Recorded data
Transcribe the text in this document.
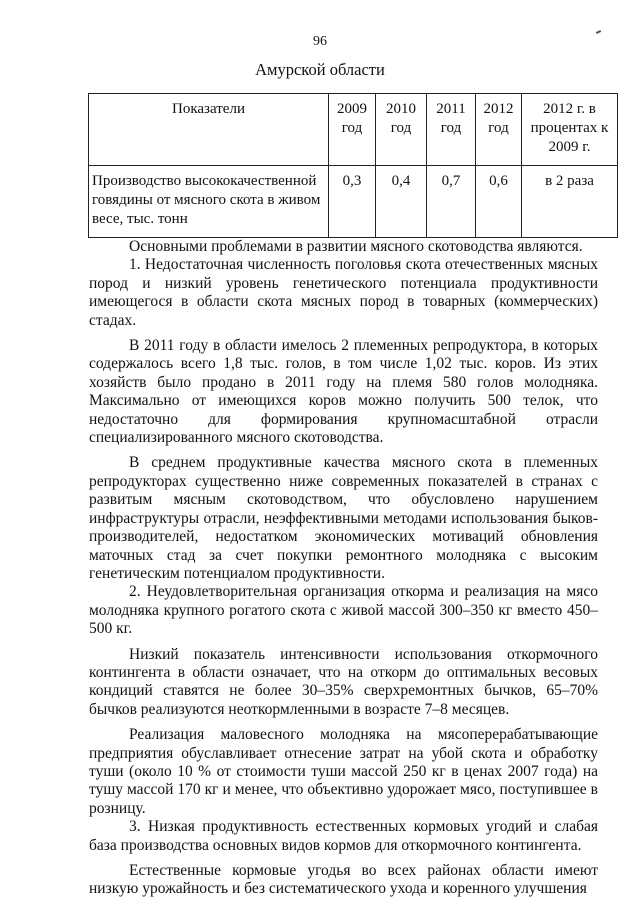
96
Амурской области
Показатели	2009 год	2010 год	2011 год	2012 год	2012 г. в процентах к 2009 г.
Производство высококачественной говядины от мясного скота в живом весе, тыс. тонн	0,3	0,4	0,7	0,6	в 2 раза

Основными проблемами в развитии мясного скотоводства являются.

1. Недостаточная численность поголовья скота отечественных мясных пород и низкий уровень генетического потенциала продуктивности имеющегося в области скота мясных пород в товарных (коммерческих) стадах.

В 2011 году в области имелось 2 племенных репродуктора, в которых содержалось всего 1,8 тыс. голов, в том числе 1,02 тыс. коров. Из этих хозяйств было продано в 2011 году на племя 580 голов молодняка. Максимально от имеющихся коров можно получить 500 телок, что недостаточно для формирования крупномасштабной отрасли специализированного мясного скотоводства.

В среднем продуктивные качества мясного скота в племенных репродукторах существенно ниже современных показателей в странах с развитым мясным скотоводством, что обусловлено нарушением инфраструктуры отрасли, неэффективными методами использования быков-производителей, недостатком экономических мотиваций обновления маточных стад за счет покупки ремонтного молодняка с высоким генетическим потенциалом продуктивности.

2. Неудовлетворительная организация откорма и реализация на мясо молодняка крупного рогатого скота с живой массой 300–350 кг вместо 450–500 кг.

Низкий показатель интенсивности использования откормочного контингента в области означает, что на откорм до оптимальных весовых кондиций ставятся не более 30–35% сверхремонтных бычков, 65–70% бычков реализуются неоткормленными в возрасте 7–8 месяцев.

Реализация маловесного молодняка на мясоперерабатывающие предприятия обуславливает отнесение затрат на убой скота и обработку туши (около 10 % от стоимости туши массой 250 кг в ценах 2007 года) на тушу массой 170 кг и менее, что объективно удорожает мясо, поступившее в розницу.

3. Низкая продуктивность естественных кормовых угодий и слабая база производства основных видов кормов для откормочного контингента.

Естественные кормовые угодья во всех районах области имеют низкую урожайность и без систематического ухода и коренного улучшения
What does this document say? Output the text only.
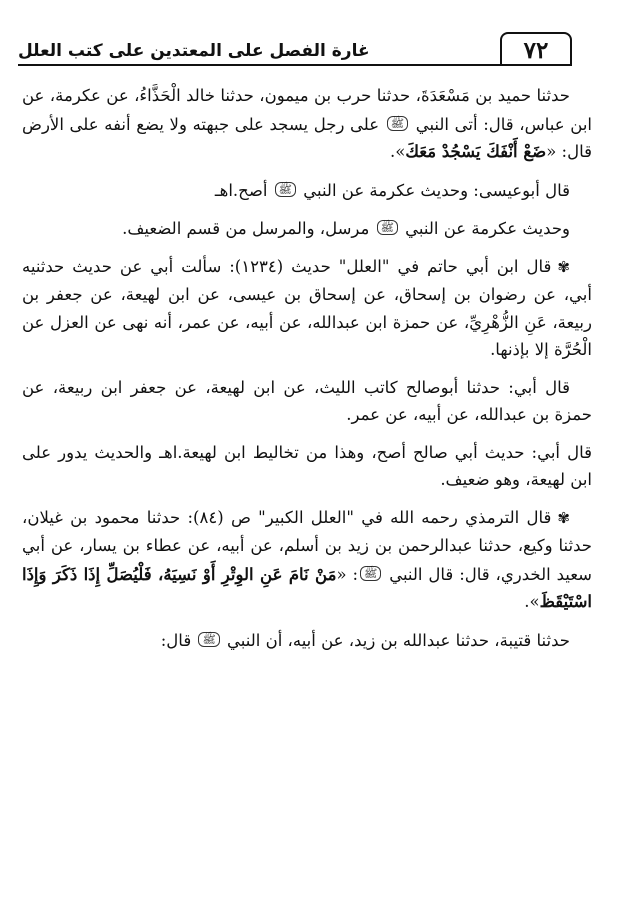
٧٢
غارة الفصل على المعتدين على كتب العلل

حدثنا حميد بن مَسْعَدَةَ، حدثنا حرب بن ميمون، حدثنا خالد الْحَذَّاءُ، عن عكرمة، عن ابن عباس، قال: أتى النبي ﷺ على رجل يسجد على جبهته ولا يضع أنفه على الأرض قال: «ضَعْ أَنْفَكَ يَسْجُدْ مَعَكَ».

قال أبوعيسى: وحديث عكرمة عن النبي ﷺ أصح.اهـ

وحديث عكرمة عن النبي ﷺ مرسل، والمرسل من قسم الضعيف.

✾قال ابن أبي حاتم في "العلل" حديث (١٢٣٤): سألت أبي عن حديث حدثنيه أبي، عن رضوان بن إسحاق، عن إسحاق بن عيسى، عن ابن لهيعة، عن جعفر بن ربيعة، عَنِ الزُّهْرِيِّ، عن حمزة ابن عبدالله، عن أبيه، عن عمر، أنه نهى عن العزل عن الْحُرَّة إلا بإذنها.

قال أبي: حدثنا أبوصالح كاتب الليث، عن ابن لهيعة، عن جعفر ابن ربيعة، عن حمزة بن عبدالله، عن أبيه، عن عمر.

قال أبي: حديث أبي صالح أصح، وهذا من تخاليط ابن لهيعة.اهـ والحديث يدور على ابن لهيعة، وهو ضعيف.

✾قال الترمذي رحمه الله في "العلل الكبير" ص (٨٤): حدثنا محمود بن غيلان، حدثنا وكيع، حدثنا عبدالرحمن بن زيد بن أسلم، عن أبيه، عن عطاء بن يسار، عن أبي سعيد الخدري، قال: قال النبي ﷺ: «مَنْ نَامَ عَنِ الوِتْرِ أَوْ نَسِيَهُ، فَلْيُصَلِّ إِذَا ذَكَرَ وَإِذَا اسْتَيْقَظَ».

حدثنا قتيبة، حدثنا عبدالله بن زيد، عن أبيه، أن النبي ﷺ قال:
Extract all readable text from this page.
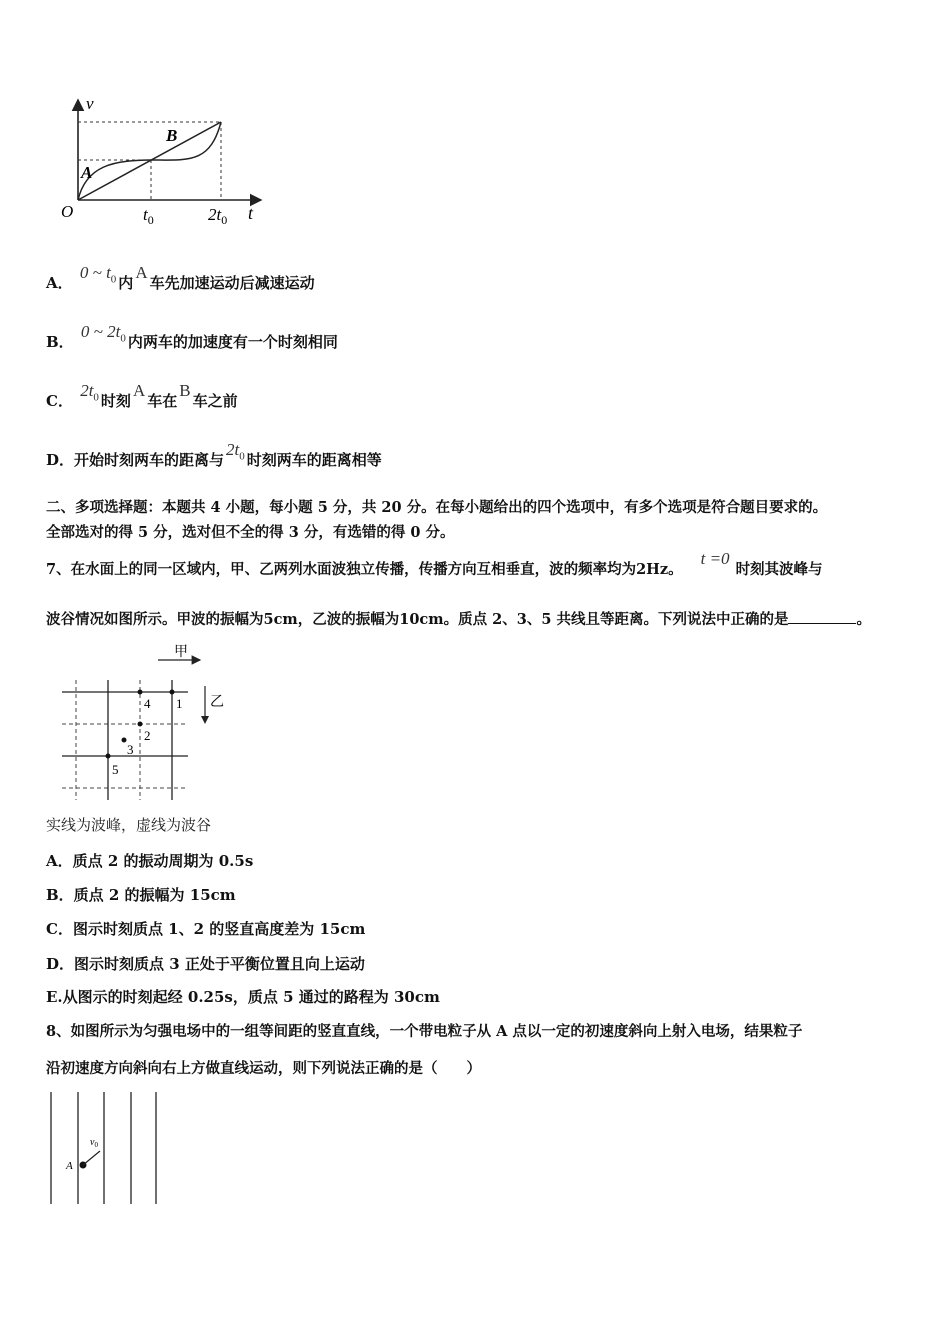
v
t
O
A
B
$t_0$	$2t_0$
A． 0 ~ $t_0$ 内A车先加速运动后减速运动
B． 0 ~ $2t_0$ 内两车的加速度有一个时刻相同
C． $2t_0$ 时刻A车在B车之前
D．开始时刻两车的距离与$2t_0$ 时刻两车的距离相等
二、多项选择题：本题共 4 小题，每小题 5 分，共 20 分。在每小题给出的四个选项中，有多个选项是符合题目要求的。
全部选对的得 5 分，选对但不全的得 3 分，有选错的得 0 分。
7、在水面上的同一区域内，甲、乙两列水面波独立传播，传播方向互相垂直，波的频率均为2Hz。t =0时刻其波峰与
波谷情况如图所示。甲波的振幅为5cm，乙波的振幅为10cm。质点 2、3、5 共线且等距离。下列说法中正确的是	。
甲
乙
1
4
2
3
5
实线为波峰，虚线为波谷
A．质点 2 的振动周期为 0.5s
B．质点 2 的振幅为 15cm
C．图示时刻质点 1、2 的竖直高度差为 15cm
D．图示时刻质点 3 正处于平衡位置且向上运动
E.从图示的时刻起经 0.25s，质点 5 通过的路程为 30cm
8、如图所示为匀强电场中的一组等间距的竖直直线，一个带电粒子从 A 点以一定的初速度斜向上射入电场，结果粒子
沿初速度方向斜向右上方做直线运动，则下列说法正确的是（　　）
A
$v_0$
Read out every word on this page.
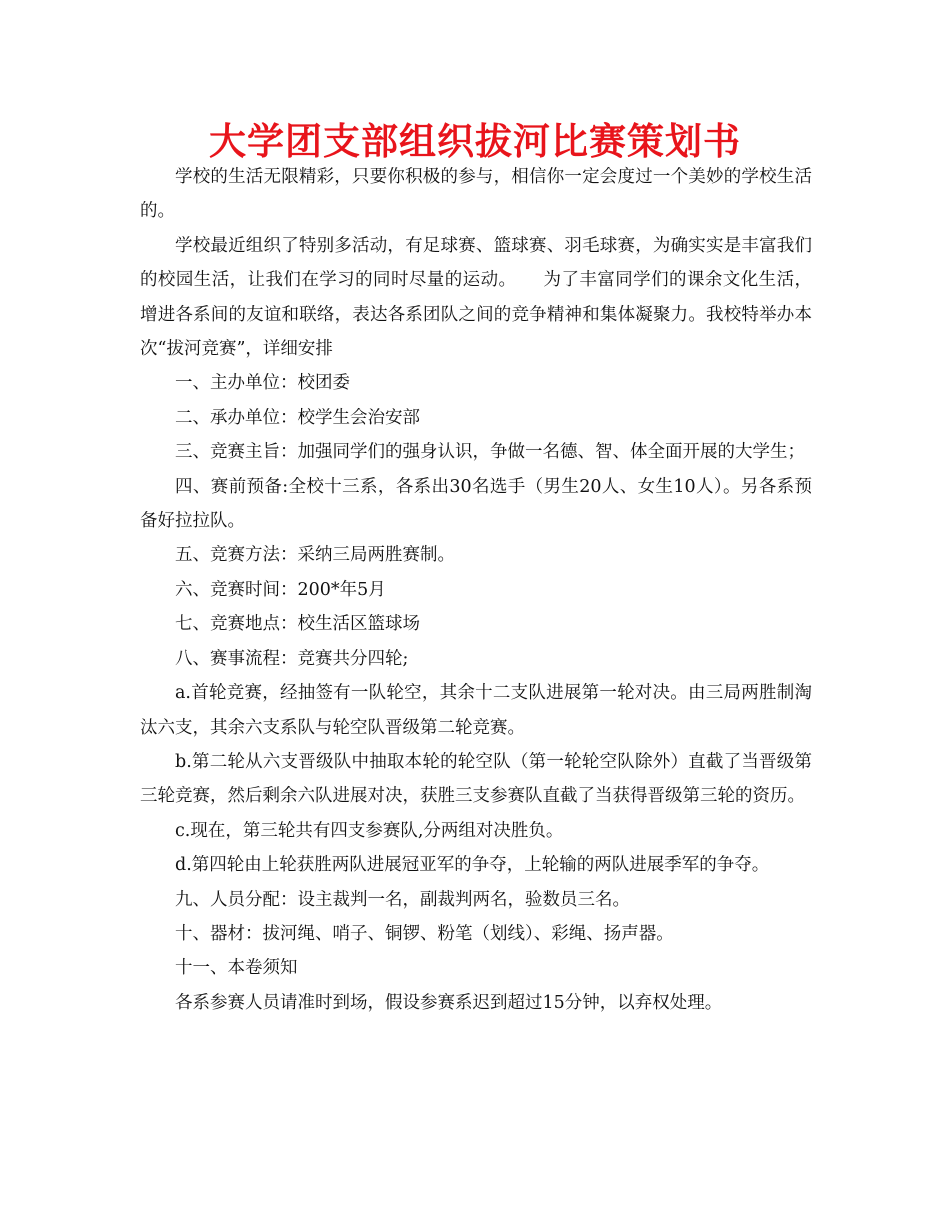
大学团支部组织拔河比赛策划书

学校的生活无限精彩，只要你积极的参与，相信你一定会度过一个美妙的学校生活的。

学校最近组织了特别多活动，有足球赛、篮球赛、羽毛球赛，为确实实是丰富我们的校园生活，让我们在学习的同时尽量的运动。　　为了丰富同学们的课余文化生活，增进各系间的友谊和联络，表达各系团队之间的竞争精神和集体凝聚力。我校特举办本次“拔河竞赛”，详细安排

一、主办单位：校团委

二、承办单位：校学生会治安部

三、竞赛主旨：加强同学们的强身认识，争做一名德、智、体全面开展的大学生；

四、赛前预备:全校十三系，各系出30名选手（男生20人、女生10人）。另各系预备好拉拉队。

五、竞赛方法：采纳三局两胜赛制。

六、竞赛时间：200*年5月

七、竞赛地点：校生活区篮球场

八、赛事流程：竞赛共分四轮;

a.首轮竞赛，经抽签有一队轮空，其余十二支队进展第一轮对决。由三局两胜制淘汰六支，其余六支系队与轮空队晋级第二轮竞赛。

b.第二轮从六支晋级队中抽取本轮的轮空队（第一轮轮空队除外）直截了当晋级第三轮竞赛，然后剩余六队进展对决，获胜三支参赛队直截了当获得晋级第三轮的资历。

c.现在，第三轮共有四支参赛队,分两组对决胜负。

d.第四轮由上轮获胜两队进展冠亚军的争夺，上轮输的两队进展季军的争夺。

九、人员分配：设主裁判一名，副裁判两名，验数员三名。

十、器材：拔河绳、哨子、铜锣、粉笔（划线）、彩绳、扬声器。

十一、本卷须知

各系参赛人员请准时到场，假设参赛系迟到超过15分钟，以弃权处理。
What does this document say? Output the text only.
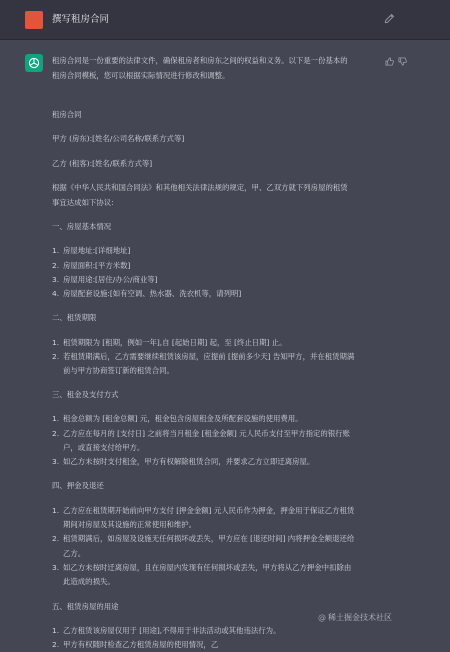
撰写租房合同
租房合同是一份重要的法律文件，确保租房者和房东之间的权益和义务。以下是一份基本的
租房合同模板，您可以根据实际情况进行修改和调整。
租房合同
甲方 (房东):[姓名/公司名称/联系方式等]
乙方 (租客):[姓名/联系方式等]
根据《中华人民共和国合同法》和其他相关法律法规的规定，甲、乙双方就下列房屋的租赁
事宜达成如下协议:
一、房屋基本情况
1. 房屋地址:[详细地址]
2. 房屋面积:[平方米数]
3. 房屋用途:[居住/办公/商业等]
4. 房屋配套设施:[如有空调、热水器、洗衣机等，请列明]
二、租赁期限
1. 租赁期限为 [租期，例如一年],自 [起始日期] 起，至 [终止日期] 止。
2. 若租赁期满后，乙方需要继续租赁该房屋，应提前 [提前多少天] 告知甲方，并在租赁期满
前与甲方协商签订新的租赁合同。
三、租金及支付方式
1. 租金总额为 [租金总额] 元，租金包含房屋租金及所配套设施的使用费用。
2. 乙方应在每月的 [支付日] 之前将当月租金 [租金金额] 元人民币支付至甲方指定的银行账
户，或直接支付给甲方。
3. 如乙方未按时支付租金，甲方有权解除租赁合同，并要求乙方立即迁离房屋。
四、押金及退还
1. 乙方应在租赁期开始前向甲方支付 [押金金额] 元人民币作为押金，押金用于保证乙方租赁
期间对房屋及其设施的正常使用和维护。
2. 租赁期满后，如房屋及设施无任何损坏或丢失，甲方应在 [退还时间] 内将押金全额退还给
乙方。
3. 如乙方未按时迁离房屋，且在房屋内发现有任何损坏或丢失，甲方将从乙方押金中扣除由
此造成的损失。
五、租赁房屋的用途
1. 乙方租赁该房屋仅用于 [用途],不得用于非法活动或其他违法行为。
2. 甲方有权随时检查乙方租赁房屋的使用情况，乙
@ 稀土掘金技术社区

◆ PROBLEM:
Each line that holds the word "النبي" is to be copied.

◆ RESULT OF THIS TASK:
حدثنا حميد بن مَسْعَدَةَ، حدثنا حرب بن ميمون، حدثنا خالد الْحَذَّاءُ، عن عكرمة، عن ابن عباس، قال: أتى النبي ﷺ على رجل يسجد على جبهته ولا يضع أنفه على الأرض قال: «ضَعْ أَنْفَكَ يَسْجُدْ مَعَكَ».
قال أبوعيسى: وحديث عكرمة عن النبي ﷺ أصح.اهـ
وحديث عكرمة عن النبي ﷺ مرسل، والمرسل من قسم الضعيف.
✾قال الترمذي رحمه الله في "العلل الكبير" ص (٨٤): حدثنا محمود بن غيلان، حدثنا وكيع، حدثنا عبدالرحمن بن زيد بن أسلم، عن أبيه، عن عطاء بن يسار، عن أبي سعيد الخدري، قال: قال النبي ﷺ: «مَنْ نَامَ عَنِ الوِتْرِ أَوْ نَسِيَهُ، فَلْيُصَلِّ إِذَا ذَكَرَ وَإِذَا اسْتَيْقَظَ».
حدثنا قتيبة، حدثنا عبدالله بن زيد، عن أبيه، أن النبي ﷺ قال:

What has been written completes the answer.